Scan the records below. List lines holding "nhận".
- - -
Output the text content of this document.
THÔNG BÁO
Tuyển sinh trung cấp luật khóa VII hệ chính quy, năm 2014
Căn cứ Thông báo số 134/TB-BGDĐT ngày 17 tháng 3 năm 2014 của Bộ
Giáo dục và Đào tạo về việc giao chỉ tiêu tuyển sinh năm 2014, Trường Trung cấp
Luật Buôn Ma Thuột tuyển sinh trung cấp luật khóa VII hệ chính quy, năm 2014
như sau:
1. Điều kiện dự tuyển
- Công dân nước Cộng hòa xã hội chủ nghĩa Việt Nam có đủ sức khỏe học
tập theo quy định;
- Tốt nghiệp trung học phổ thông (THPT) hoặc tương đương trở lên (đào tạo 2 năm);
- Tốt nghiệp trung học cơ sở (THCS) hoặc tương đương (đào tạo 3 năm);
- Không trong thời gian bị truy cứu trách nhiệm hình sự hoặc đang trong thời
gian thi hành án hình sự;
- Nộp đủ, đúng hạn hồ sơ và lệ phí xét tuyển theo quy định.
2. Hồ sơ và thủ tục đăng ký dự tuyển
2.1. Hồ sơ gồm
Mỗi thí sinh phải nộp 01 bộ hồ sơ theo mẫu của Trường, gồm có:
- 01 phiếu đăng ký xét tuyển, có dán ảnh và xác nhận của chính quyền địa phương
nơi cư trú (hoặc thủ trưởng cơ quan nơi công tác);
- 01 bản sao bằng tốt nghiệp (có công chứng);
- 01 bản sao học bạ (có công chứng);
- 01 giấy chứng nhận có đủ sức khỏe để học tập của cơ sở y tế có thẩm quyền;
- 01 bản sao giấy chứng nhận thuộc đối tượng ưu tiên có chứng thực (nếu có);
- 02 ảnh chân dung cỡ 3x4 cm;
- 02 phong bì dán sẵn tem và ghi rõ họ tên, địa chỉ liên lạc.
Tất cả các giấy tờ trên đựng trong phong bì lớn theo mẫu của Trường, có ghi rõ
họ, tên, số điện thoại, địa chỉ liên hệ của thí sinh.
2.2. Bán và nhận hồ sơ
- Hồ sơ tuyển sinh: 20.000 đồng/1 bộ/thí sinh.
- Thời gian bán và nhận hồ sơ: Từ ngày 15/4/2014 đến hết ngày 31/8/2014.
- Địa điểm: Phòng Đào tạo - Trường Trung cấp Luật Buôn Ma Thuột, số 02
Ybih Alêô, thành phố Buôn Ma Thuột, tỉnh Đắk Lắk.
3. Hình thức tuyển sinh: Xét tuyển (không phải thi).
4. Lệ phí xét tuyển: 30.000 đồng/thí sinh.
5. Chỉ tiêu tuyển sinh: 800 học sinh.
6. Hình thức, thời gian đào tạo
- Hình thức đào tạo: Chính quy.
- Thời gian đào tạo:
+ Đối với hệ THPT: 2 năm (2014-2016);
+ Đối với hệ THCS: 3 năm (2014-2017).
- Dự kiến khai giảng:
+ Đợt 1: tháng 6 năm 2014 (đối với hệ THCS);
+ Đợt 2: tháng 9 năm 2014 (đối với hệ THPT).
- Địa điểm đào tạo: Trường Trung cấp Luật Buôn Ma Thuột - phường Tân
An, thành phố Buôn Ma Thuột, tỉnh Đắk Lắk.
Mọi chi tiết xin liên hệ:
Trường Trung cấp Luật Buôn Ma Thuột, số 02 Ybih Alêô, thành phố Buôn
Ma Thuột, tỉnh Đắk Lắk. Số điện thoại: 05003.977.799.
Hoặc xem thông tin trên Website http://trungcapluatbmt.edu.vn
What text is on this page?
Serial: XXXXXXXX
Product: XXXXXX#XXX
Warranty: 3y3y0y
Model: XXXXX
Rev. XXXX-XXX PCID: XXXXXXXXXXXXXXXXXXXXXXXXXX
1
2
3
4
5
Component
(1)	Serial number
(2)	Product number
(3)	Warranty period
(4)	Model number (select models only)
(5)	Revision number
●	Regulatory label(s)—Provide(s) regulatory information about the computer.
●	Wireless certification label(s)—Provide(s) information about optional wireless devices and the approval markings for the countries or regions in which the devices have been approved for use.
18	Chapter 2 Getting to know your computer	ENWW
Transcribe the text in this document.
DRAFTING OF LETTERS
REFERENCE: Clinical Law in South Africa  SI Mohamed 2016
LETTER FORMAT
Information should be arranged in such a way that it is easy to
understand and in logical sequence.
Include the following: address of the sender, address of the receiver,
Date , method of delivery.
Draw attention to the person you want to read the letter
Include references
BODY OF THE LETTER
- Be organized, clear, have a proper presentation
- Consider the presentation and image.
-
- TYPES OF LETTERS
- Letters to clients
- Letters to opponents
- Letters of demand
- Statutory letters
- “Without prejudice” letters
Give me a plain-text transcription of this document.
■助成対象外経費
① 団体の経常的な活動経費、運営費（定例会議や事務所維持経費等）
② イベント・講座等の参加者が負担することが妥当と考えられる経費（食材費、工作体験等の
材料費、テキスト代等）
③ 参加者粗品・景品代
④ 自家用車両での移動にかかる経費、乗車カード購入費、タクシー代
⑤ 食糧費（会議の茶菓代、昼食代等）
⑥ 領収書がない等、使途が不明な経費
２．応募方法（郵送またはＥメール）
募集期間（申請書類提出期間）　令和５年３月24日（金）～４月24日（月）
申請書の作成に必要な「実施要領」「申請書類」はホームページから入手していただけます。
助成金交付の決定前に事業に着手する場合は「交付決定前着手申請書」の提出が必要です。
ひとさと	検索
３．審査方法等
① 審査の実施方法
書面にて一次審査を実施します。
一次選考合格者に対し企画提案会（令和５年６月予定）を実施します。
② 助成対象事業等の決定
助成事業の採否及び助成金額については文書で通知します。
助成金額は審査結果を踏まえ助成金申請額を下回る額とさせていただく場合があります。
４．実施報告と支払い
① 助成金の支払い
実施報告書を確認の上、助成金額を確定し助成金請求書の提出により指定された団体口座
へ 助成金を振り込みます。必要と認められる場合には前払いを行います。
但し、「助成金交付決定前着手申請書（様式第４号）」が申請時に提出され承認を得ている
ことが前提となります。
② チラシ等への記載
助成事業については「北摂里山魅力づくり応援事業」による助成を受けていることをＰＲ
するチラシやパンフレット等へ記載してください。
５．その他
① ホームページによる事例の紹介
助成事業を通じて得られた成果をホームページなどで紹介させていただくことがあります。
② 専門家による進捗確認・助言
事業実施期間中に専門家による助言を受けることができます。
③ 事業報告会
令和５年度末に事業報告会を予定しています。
- - -
- [Result of the task]:
- 01 phiếu đăng ký xét tuyển, có dán ảnh và xác nhận của chính quyền địa phương
- 01 giấy chứng nhận có đủ sức khỏe để học tập của cơ sở y tế có thẩm quyền;
- 01 bản sao giấy chứng nhận thuộc đối tượng ưu tiên có chứng thực (nếu có);
2.2. Bán và nhận hồ sơ
- Thời gian bán và nhận hồ sơ: Từ ngày 15/4/2014 đến hết ngày 31/8/2014.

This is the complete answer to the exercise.